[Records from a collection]

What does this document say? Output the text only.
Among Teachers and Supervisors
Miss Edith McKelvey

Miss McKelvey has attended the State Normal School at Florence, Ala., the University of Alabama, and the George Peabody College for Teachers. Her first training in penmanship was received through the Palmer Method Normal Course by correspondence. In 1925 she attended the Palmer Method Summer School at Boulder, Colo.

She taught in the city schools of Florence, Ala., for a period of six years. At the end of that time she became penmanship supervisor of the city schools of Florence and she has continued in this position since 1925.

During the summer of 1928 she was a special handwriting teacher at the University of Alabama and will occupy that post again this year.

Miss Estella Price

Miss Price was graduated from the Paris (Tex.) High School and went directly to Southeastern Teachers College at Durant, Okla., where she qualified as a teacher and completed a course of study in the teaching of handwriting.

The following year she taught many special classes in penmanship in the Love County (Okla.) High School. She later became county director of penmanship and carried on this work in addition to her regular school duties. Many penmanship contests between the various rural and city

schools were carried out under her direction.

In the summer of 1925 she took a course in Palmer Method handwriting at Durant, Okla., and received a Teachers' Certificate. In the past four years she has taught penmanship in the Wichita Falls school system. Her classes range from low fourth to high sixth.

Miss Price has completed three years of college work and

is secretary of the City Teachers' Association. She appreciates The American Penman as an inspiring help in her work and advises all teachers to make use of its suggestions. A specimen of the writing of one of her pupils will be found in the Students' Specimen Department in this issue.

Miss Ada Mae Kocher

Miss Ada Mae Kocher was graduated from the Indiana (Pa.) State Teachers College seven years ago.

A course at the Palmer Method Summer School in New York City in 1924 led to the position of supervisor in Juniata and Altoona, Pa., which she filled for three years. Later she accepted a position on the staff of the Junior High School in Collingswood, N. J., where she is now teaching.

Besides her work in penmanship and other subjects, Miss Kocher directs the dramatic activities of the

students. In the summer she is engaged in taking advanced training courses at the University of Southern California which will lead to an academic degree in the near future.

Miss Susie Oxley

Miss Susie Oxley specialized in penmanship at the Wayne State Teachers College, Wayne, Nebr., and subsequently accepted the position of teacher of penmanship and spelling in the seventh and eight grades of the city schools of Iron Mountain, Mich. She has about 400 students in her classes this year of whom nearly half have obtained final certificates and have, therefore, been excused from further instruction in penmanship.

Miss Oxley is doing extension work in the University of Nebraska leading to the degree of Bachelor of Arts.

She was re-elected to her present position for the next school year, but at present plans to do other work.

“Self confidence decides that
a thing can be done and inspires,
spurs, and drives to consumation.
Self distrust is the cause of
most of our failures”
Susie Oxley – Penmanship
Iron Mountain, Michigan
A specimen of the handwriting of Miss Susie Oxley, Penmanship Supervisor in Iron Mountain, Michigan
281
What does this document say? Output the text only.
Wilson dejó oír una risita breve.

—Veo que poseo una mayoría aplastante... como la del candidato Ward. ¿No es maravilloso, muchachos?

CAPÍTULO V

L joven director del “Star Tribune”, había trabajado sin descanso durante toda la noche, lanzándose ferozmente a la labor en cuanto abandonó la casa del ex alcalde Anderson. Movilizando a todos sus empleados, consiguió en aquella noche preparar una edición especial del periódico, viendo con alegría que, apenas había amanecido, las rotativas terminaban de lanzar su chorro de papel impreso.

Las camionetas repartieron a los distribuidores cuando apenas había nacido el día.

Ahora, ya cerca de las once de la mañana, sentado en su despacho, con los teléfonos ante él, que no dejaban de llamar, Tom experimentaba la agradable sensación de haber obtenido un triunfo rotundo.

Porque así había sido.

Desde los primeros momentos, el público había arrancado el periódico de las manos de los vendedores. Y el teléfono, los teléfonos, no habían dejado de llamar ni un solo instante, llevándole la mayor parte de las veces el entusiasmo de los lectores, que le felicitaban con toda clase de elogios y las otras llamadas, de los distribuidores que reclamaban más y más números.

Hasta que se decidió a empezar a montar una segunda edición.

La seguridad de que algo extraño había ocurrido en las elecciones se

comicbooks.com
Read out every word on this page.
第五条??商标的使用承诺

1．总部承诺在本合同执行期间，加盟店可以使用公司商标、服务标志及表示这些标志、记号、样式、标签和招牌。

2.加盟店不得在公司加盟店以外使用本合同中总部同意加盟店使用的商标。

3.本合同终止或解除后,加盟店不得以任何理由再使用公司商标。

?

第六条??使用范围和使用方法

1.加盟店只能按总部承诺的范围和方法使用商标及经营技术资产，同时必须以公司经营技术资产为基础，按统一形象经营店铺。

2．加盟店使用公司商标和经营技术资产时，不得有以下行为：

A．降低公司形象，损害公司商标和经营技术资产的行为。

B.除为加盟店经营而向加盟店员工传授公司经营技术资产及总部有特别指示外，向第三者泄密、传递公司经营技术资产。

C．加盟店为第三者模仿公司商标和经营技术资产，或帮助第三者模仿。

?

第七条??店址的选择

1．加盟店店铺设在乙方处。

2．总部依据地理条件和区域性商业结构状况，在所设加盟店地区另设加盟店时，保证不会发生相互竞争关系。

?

WORK REQUIRED:
Find every line in the records that contains the word "specimen"; copy those lines.

SOLUTION TO THIS TASK:
is secretary of the City Teachers' Association. She appreciates The American Penman as an inspiring help in her work and advises all teachers to make use of its suggestions. A specimen of the writing of one of her pupils will be found in the Students' Specimen Department in this issue.
A specimen of the handwriting of Miss Susie Oxley, Penmanship Supervisor in Iron Mountain, Michigan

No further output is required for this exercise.